Data entries:
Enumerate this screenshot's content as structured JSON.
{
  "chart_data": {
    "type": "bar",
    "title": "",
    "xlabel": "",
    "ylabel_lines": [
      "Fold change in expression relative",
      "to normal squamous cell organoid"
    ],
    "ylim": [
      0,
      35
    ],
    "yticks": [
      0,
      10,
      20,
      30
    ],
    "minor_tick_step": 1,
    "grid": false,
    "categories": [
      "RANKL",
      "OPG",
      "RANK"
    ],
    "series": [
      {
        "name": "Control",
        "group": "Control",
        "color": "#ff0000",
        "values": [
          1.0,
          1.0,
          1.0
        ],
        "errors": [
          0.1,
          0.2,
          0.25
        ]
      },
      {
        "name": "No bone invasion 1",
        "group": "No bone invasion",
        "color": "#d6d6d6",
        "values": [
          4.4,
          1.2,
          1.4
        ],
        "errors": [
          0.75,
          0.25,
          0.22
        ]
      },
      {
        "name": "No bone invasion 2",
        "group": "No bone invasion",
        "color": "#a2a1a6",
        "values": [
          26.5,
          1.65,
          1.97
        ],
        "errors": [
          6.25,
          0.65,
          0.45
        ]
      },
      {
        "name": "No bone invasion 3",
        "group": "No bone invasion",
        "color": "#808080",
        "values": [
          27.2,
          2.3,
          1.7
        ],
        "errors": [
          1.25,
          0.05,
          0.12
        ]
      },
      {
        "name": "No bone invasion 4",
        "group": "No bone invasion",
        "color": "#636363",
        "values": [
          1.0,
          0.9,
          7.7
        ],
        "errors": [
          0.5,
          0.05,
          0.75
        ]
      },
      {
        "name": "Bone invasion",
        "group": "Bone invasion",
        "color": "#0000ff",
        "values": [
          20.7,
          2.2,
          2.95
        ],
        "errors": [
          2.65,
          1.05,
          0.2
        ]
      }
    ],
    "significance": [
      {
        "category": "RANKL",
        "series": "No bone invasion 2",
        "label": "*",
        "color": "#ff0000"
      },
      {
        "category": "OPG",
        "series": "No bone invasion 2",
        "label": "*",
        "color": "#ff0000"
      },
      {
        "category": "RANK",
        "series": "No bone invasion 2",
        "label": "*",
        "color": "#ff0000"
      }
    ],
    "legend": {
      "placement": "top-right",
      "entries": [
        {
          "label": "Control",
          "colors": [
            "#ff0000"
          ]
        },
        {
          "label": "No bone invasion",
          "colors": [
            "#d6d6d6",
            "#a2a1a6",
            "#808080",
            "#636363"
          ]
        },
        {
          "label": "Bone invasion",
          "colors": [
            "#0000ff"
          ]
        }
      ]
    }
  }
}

◆ **Your instructions**
Quote all the records. Keep every word exact.

◆ **Reply to the task**
Enumerate this screenshot's content as structured JSON.
{
  "chart_data": {
    "type": "bar",
    "title": "",
    "xlabel": "",
    "ylabel_lines": [
      "Fold change in expression relative",
      "to normal squamous cell organoid"
    ],
    "ylim": [
      0,
      35
    ],
    "yticks": [
      0,
      10,
      20,
      30
    ],
    "minor_tick_step": 1,
    "grid": false,
    "categories": [
      "RANKL",
      "OPG",
      "RANK"
    ],
    "series": [
      {
        "name": "Control",
        "group": "Control",
        "color": "#ff0000",
        "values": [
          1.0,
          1.0,
          1.0
        ],
        "errors": [
          0.1,
          0.2,
          0.25
        ]
      },
      {
        "name": "No bone invasion 1",
        "group": "No bone invasion",
        "color": "#d6d6d6",
        "values": [
          4.4,
          1.2,
          1.4
        ],
        "errors": [
          0.75,
          0.25,
          0.22
        ]
      },
      {
        "name": "No bone invasion 2",
        "group": "No bone invasion",
        "color": "#a2a1a6",
        "values": [
          26.5,
          1.65,
          1.97
        ],
        "errors": [
          6.25,
          0.65,
          0.45
        ]
      },
      {
        "name": "No bone invasion 3",
        "group": "No bone invasion",
        "color": "#808080",
        "values": [
          27.2,
          2.3,
          1.7
        ],
        "errors": [
          1.25,
          0.05,
          0.12
        ]
      },
      {
        "name": "No bone invasion 4",
        "group": "No bone invasion",
        "color": "#636363",
        "values": [
          1.0,
          0.9,
          7.7
        ],
        "errors": [
          0.5,
          0.05,
          0.75
        ]
      },
      {
        "name": "Bone invasion",
        "group": "Bone invasion",
        "color": "#0000ff",
        "values": [
          20.7,
          2.2,
          2.95
        ],
        "errors": [
          2.65,
          1.05,
          0.2
        ]
      }
    ],
    "significance": [
      {
        "category": "RANKL",
        "series": "No bone invasion 2",
        "label": "*",
        "color": "#ff0000"
      },
      {
        "category": "OPG",
        "series": "No bone invasion 2",
        "label": "*",
        "color": "#ff0000"
      },
      {
        "category": "RANK",
        "series": "No bone invasion 2",
        "label": "*",
        "color": "#ff0000"
      }
    ],
    "legend": {
      "placement": "top-right",
      "entries": [
        {
          "label": "Control",
          "colors": [
            "#ff0000"
          ]
        },
        {
          "label": "No bone invasion",
          "colors": [
            "#d6d6d6",
            "#a2a1a6",
            "#808080",
            "#636363"
          ]
        },
        {
          "label": "Bone invasion",
          "colors": [
            "#0000ff"
          ]
        }
      ]
    }
  }
}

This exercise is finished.